*EXCERPTED DATA*:

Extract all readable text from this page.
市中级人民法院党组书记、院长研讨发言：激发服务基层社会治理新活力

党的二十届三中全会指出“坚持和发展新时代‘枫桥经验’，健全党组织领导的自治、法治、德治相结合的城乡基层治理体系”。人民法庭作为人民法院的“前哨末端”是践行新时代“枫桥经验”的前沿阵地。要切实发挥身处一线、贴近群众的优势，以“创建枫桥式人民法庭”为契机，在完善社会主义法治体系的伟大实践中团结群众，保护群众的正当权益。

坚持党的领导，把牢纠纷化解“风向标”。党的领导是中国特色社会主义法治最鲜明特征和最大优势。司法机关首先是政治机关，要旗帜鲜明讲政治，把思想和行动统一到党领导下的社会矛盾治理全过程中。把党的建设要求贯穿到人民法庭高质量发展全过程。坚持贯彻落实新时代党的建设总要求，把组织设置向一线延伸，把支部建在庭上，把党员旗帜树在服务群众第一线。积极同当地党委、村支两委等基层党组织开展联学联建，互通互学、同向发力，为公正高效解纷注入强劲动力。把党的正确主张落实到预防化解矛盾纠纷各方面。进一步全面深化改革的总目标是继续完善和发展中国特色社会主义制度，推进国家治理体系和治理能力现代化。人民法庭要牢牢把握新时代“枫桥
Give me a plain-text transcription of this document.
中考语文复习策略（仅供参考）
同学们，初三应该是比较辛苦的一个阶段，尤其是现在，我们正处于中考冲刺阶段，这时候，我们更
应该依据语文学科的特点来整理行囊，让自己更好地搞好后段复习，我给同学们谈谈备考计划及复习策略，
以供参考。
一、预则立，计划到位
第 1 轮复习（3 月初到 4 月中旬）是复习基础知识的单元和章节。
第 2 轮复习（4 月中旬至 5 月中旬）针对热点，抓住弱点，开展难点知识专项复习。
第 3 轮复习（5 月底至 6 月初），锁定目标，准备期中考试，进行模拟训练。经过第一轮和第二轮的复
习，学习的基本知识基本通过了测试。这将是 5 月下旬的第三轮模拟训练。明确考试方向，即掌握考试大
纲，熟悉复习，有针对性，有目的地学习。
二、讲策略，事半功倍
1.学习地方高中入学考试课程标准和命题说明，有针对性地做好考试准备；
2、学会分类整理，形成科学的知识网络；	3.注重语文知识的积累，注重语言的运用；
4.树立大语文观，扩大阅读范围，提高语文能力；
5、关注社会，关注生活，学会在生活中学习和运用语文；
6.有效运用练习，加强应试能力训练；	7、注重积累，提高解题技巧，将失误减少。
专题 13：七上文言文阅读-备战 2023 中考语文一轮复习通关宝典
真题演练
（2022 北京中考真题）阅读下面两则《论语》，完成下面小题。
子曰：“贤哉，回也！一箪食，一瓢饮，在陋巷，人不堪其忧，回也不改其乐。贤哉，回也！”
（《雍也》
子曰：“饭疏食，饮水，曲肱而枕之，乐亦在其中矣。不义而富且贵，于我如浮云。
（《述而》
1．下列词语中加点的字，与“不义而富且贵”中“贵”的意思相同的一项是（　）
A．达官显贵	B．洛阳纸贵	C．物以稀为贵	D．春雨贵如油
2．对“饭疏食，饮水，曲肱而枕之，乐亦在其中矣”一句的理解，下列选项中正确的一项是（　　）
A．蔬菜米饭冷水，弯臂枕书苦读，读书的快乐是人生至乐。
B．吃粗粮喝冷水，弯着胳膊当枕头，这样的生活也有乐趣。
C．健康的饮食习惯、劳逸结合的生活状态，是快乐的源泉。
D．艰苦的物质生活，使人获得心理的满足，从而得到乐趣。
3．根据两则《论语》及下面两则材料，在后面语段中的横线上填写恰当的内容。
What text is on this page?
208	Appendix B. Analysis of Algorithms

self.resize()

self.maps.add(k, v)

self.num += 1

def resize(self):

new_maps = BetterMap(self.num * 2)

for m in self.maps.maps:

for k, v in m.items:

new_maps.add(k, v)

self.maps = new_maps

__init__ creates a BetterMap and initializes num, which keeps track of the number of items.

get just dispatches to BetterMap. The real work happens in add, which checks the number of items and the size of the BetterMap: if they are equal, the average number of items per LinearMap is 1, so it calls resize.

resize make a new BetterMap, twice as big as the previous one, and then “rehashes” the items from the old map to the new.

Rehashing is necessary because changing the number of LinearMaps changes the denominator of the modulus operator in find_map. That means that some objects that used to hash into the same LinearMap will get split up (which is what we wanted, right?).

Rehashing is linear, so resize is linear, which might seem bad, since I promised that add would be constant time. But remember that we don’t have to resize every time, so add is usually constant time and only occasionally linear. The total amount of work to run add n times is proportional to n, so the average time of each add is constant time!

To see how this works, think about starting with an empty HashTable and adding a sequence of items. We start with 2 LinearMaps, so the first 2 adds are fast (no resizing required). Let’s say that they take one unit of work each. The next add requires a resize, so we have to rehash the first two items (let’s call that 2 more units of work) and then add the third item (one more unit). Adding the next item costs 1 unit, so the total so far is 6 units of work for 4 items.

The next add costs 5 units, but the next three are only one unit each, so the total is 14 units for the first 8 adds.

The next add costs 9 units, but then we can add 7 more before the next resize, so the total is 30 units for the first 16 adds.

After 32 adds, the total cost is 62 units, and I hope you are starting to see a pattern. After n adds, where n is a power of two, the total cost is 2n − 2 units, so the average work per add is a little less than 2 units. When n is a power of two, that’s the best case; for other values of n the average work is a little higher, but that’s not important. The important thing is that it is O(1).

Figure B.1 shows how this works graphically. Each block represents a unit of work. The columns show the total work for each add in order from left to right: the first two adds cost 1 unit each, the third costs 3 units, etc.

*WRITTEN EXERCISE*: Pull out each record as written and restate it exactly.

*FINAL RESULT*:
Extract all readable text from this page.
市中级人民法院党组书记、院长研讨发言：激发服务基层社会治理新活力

党的二十届三中全会指出“坚持和发展新时代‘枫桥经验’，健全党组织领导的自治、法治、德治相结合的城乡基层治理体系”。人民法庭作为人民法院的“前哨末端”是践行新时代“枫桥经验”的前沿阵地。要切实发挥身处一线、贴近群众的优势，以“创建枫桥式人民法庭”为契机，在完善社会主义法治体系的伟大实践中团结群众，保护群众的正当权益。

坚持党的领导，把牢纠纷化解“风向标”。党的领导是中国特色社会主义法治最鲜明特征和最大优势。司法机关首先是政治机关，要旗帜鲜明讲政治，把思想和行动统一到党领导下的社会矛盾治理全过程中。把党的建设要求贯穿到人民法庭高质量发展全过程。坚持贯彻落实新时代党的建设总要求，把组织设置向一线延伸，把支部建在庭上，把党员旗帜树在服务群众第一线。积极同当地党委、村支两委等基层党组织开展联学联建，互通互学、同向发力，为公正高效解纷注入强劲动力。把党的正确主张落实到预防化解矛盾纠纷各方面。进一步全面深化改革的总目标是继续完善和发展中国特色社会主义制度，推进国家治理体系和治理能力现代化。人民法庭要牢牢把握新时代“枫桥
Give me a plain-text transcription of this document.
中考语文复习策略（仅供参考）
同学们，初三应该是比较辛苦的一个阶段，尤其是现在，我们正处于中考冲刺阶段，这时候，我们更
应该依据语文学科的特点来整理行囊，让自己更好地搞好后段复习，我给同学们谈谈备考计划及复习策略，
以供参考。
一、预则立，计划到位
第 1 轮复习（3 月初到 4 月中旬）是复习基础知识的单元和章节。
第 2 轮复习（4 月中旬至 5 月中旬）针对热点，抓住弱点，开展难点知识专项复习。
第 3 轮复习（5 月底至 6 月初），锁定目标，准备期中考试，进行模拟训练。经过第一轮和第二轮的复
习，学习的基本知识基本通过了测试。这将是 5 月下旬的第三轮模拟训练。明确考试方向，即掌握考试大
纲，熟悉复习，有针对性，有目的地学习。
二、讲策略，事半功倍
1.学习地方高中入学考试课程标准和命题说明，有针对性地做好考试准备；
2、学会分类整理，形成科学的知识网络；	3.注重语文知识的积累，注重语言的运用；
4.树立大语文观，扩大阅读范围，提高语文能力；
5、关注社会，关注生活，学会在生活中学习和运用语文；
6.有效运用练习，加强应试能力训练；	7、注重积累，提高解题技巧，将失误减少。
专题 13：七上文言文阅读-备战 2023 中考语文一轮复习通关宝典
真题演练
（2022 北京中考真题）阅读下面两则《论语》，完成下面小题。
子曰：“贤哉，回也！一箪食，一瓢饮，在陋巷，人不堪其忧，回也不改其乐。贤哉，回也！”
（《雍也》
子曰：“饭疏食，饮水，曲肱而枕之，乐亦在其中矣。不义而富且贵，于我如浮云。
（《述而》
1．下列词语中加点的字，与“不义而富且贵”中“贵”的意思相同的一项是（　）
A．达官显贵	B．洛阳纸贵	C．物以稀为贵	D．春雨贵如油
2．对“饭疏食，饮水，曲肱而枕之，乐亦在其中矣”一句的理解，下列选项中正确的一项是（　　）
A．蔬菜米饭冷水，弯臂枕书苦读，读书的快乐是人生至乐。
B．吃粗粮喝冷水，弯着胳膊当枕头，这样的生活也有乐趣。
C．健康的饮食习惯、劳逸结合的生活状态，是快乐的源泉。
D．艰苦的物质生活，使人获得心理的满足，从而得到乐趣。
3．根据两则《论语》及下面两则材料，在后面语段中的横线上填写恰当的内容。
What text is on this page?
208	Appendix B. Analysis of Algorithms

self.resize()

self.maps.add(k, v)

self.num += 1

def resize(self):

new_maps = BetterMap(self.num * 2)

for m in self.maps.maps:

for k, v in m.items:

new_maps.add(k, v)

self.maps = new_maps

__init__ creates a BetterMap and initializes num, which keeps track of the number of items.

get just dispatches to BetterMap. The real work happens in add, which checks the number of items and the size of the BetterMap: if they are equal, the average number of items per LinearMap is 1, so it calls resize.

resize make a new BetterMap, twice as big as the previous one, and then “rehashes” the items from the old map to the new.

Rehashing is necessary because changing the number of LinearMaps changes the denominator of the modulus operator in find_map. That means that some objects that used to hash into the same LinearMap will get split up (which is what we wanted, right?).

Rehashing is linear, so resize is linear, which might seem bad, since I promised that add would be constant time. But remember that we don’t have to resize every time, so add is usually constant time and only occasionally linear. The total amount of work to run add n times is proportional to n, so the average time of each add is constant time!

To see how this works, think about starting with an empty HashTable and adding a sequence of items. We start with 2 LinearMaps, so the first 2 adds are fast (no resizing required). Let’s say that they take one unit of work each. The next add requires a resize, so we have to rehash the first two items (let’s call that 2 more units of work) and then add the third item (one more unit). Adding the next item costs 1 unit, so the total so far is 6 units of work for 4 items.

The next add costs 5 units, but the next three are only one unit each, so the total is 14 units for the first 8 adds.

The next add costs 9 units, but then we can add 7 more before the next resize, so the total is 30 units for the first 16 adds.

After 32 adds, the total cost is 62 units, and I hope you are starting to see a pattern. After n adds, where n is a power of two, the total cost is 2n − 2 units, so the average work per add is a little less than 2 units. When n is a power of two, that’s the best case; for other values of n the average work is a little higher, but that’s not important. The important thing is that it is O(1).

Figure B.1 shows how this works graphically. Each block represents a unit of work. The columns show the total work for each add in order from left to right: the first two adds cost 1 unit each, the third costs 3 units, etc.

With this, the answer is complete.